■ **Document excerpt**
┄┄┄┄┄┄
Table of Contents
Table of contents
Introductory words- Explanation
Popular ideas about language learning
Literature/ List of figures
Introductory words- Explanation
As I have already been teaching English for several years in primary school in the Canton of Solothurn, the statements from Lightbown & Spada (2007) are not surprisingly new to me. The statements are, however, a confirmation of my professional foreign language teaching experience so far.
Therefore, it is somewhat difficult for me to have a prior view and to create a new view of the statements after reading the text.
Consequently, after this seminar I will mainly try to gain new insights for my teaching practice and additionally how to incorporate these in my future lesson planning.
Parents usually correct young children when they make grammatical errors.
┄┄┄┄┄┄
■ **Data provided**
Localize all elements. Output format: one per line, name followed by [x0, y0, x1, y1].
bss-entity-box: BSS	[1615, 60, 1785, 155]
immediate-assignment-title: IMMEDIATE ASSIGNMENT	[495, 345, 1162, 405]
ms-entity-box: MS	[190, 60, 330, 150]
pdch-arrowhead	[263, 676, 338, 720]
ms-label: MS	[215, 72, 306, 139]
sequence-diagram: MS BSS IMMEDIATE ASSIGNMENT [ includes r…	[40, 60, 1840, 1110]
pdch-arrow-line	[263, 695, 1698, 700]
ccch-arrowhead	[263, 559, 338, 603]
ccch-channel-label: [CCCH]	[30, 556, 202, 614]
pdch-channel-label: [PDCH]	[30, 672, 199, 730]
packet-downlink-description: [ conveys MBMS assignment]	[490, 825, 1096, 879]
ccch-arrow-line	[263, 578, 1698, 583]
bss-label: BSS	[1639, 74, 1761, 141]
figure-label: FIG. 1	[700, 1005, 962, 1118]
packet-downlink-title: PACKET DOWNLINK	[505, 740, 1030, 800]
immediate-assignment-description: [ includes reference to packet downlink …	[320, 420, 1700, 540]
┄┄┄┄┄┄
■ **Task requirements**
**1)** Print all the lines of the records above exactly as they appear, from the first line to the last.
**2)** Write the next part of the reflection on language learning, picking up right after its last sentence.

■ **Answers for this exercise**
**1)**
Localize all elements. Output format: one per line, name followed by [x0, y0, x1, y1].
bss-entity-box: BSS	[1615, 60, 1785, 155]
immediate-assignment-title: IMMEDIATE ASSIGNMENT	[495, 345, 1162, 405]
ms-entity-box: MS	[190, 60, 330, 150]
pdch-arrowhead	[263, 676, 338, 720]
ms-label: MS	[215, 72, 306, 139]
sequence-diagram: MS BSS IMMEDIATE ASSIGNMENT [ includes r…	[40, 60, 1840, 1110]
pdch-arrow-line	[263, 695, 1698, 700]
ccch-arrowhead	[263, 559, 338, 603]
ccch-channel-label: [CCCH]	[30, 556, 202, 614]
pdch-channel-label: [PDCH]	[30, 672, 199, 730]
packet-downlink-description: [ conveys MBMS assignment]	[490, 825, 1096, 879]
ccch-arrow-line	[263, 578, 1698, 583]
bss-label: BSS	[1639, 74, 1761, 141]
figure-label: FIG. 1	[700, 1005, 962, 1118]
packet-downlink-title: PACKET DOWNLINK	[505, 740, 1030, 800]
immediate-assignment-description: [ includes reference to packet downlink …	[320, 420, 1700, 540]

**2)**
As an English teacher, I consistently hear students saying that their parents can support them more in learning English than in learning French. Over time, however, I discovered that many parents speak better French than English. This is particularly evident when analyzing the sentence structure and the correctness of the language. Nevertheless, parents feel less inhibited in the English language, and I have often noticed that they correct their children's spelling. However, the older the children become, and the more their language level increases, the more the parents' support decreases. This is also due to the fact, that in higher school grades grammar becomes more important and then many parents are unable to cope with it anymore. Based on the text of Lightbown & Spada (2007) I started to observe my classes and questioned parents. I found out that parents correct their primary school children in 5th & 6th grade especially on the meaning rather than on the form. Hence, I inform the parents at the parents- teacher conference that I work with my students in a constructive approach of learning in which it is important that children actively build up their knowledge themselves by linking to their previous knowledge (Grossenbacher et al., 2012, P. 14-17).
I would like to put more emphasis on this topic in my future lesson planning as well as in students' autonomous tasks.
Highly intelligent people are good language learners.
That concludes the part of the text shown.